▶ _Stored data entries_
--- BEGIN ---
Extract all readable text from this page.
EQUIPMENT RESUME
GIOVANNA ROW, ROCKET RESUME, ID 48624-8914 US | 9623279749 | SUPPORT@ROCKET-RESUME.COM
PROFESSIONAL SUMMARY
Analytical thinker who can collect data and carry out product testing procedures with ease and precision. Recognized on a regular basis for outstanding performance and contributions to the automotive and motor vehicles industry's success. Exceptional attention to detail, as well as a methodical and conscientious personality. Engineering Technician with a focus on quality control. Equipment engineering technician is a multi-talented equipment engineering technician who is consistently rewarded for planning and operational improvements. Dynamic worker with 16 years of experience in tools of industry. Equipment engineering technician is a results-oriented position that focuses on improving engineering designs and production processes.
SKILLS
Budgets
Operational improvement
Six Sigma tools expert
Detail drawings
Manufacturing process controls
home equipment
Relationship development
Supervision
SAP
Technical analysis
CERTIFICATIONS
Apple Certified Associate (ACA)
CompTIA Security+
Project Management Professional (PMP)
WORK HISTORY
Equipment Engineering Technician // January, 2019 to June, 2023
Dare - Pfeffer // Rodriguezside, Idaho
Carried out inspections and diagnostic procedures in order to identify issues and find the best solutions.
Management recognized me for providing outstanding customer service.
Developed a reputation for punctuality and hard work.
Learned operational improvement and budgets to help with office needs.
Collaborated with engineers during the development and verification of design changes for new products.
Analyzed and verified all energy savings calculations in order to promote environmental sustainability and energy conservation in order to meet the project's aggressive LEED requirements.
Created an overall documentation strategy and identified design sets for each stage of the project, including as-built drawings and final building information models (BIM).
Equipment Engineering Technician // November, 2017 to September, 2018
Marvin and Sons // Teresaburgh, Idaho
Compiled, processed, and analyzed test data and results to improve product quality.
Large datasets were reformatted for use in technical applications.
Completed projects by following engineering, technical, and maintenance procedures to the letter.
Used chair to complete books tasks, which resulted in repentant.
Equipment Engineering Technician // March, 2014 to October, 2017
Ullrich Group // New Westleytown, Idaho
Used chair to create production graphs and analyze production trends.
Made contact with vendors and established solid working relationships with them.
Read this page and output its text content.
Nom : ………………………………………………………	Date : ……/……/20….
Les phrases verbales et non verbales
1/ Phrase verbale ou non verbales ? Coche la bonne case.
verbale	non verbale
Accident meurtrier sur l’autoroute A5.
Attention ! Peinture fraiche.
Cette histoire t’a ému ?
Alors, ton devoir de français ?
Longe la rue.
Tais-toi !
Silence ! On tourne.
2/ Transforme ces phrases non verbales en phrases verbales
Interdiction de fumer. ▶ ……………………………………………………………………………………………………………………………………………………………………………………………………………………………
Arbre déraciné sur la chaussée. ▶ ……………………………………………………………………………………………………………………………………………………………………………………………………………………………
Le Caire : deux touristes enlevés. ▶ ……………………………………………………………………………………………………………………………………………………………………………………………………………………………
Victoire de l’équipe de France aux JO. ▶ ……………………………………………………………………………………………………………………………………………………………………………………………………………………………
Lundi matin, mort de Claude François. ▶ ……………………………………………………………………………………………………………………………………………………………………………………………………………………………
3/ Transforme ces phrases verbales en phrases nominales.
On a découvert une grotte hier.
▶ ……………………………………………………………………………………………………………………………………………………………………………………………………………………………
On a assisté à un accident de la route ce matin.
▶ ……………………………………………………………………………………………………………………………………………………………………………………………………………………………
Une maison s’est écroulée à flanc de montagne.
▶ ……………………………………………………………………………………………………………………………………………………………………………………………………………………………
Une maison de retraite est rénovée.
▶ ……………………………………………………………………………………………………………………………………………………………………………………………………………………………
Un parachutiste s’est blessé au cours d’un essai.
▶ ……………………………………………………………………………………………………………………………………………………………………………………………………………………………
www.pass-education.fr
--- END ---
▶ _Set exercise_
From the material, report only how many lines include the word "chair".

▶ _Answer in full_
2